(Layout records)
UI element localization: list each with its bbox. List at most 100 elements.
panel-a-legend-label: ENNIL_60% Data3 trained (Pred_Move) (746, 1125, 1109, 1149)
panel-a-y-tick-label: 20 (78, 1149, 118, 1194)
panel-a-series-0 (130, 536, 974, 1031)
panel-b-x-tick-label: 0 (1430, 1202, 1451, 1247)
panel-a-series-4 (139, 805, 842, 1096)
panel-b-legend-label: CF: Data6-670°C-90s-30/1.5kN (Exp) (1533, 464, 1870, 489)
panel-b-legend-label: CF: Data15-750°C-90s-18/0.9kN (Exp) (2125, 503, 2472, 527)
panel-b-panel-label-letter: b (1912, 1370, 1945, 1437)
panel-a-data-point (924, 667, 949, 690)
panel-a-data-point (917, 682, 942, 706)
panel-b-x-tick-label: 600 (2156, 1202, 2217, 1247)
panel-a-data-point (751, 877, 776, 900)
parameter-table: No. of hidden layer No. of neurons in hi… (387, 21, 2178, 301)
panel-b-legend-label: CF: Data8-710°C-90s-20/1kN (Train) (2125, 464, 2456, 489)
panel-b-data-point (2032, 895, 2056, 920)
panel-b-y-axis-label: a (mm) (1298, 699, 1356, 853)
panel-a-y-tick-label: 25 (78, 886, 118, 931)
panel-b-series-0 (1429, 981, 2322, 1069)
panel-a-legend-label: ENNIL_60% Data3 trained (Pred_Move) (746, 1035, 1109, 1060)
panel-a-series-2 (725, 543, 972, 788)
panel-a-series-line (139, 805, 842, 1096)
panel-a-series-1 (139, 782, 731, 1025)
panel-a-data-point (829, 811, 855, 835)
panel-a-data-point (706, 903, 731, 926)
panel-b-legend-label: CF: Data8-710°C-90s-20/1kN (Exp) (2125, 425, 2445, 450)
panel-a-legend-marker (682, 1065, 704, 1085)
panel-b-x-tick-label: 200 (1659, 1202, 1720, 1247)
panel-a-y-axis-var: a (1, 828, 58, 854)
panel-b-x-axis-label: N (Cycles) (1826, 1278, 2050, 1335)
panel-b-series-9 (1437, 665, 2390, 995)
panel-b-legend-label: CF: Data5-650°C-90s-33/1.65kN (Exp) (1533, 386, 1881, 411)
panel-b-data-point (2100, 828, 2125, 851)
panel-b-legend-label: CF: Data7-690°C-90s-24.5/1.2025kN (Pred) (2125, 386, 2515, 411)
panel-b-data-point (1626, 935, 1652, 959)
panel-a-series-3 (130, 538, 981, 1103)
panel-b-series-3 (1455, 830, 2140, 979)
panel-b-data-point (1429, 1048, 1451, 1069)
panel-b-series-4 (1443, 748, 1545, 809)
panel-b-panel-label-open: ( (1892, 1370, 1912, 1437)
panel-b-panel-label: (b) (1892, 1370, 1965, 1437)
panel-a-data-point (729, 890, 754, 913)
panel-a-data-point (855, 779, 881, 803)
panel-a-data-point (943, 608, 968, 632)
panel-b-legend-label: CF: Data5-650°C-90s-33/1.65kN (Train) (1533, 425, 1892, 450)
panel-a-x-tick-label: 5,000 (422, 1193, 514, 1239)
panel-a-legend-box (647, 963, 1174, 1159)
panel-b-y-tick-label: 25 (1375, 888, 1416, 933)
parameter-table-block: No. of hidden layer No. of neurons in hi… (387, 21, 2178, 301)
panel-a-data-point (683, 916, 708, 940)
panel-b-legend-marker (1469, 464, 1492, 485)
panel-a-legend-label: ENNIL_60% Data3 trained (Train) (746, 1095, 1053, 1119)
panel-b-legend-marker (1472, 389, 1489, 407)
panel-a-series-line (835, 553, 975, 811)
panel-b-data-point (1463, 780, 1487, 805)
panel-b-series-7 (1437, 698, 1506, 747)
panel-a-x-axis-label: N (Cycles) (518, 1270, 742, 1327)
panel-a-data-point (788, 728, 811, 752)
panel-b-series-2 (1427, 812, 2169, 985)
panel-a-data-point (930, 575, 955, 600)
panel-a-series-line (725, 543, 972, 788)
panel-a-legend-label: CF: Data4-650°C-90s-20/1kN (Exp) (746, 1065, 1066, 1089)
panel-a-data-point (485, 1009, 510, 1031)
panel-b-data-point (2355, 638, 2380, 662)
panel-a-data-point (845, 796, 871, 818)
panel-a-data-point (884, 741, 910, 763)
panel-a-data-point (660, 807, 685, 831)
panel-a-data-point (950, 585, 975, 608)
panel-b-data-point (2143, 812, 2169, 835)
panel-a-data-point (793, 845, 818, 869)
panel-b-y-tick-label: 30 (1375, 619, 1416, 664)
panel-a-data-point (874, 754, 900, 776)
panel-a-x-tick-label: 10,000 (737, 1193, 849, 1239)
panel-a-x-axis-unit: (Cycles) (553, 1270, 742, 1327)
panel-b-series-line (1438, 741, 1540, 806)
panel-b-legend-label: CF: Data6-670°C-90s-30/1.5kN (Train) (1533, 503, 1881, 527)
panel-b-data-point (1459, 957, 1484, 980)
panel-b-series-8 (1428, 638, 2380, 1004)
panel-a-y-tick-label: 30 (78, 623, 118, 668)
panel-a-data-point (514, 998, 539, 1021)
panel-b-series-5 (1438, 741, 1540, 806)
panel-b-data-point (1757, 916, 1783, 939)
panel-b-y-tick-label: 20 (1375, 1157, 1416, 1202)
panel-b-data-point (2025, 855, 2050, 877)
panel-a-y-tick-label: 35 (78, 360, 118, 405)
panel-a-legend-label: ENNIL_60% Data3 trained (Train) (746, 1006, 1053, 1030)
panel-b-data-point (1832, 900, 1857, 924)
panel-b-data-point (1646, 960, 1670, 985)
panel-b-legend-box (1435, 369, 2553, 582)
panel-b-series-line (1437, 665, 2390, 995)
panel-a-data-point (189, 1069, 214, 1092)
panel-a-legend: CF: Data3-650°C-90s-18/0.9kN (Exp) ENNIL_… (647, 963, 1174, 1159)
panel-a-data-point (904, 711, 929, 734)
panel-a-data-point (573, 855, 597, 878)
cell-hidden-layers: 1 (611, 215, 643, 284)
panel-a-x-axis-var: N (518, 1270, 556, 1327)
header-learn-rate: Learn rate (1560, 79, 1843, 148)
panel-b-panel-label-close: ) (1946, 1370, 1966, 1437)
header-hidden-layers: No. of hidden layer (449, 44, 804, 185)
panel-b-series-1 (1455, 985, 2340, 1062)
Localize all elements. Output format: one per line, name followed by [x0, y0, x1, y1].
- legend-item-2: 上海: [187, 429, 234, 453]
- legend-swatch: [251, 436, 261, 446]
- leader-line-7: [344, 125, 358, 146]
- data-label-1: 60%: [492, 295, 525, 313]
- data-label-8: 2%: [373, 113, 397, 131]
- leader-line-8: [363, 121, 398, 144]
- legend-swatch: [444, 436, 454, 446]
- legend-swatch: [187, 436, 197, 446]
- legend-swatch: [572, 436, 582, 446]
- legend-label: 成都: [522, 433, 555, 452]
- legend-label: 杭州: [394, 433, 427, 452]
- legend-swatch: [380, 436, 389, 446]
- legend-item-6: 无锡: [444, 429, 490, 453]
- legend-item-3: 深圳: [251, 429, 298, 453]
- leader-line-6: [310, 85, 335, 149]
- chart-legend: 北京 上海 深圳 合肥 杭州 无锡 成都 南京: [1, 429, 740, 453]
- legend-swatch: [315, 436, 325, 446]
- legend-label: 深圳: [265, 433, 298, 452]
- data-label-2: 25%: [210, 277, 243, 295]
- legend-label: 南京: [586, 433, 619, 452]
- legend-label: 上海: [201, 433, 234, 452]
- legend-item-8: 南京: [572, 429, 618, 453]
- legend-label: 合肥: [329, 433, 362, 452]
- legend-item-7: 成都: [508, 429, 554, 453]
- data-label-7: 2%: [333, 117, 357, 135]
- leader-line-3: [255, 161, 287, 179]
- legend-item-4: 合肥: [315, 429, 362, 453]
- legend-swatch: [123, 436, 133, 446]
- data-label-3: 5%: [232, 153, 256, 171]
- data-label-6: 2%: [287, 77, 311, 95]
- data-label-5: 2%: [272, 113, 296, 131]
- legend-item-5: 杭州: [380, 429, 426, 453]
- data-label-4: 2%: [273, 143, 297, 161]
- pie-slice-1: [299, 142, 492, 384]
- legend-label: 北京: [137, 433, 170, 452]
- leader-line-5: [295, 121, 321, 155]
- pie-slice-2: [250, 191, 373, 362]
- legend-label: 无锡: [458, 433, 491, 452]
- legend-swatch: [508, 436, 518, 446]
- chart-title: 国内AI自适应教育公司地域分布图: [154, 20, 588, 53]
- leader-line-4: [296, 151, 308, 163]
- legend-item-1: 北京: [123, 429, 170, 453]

• AIM:
Copy out the lines word for word, from the very first one through the line that contains "panel-b-panel-label-letter: b (1912, 1370, 1945, 1437)", with both ends included.

• EXERCISE RESPONSE:
UI element localization: list each with its bbox. List at most 100 elements.
panel-a-legend-label: ENNIL_60% Data3 trained (Pred_Move) (746, 1125, 1109, 1149)
panel-a-y-tick-label: 20 (78, 1149, 118, 1194)
panel-a-series-0 (130, 536, 974, 1031)
panel-b-x-tick-label: 0 (1430, 1202, 1451, 1247)
panel-a-series-4 (139, 805, 842, 1096)
panel-b-legend-label: CF: Data6-670°C-90s-30/1.5kN (Exp) (1533, 464, 1870, 489)
panel-b-legend-label: CF: Data15-750°C-90s-18/0.9kN (Exp) (2125, 503, 2472, 527)
panel-b-panel-label-letter: b (1912, 1370, 1945, 1437)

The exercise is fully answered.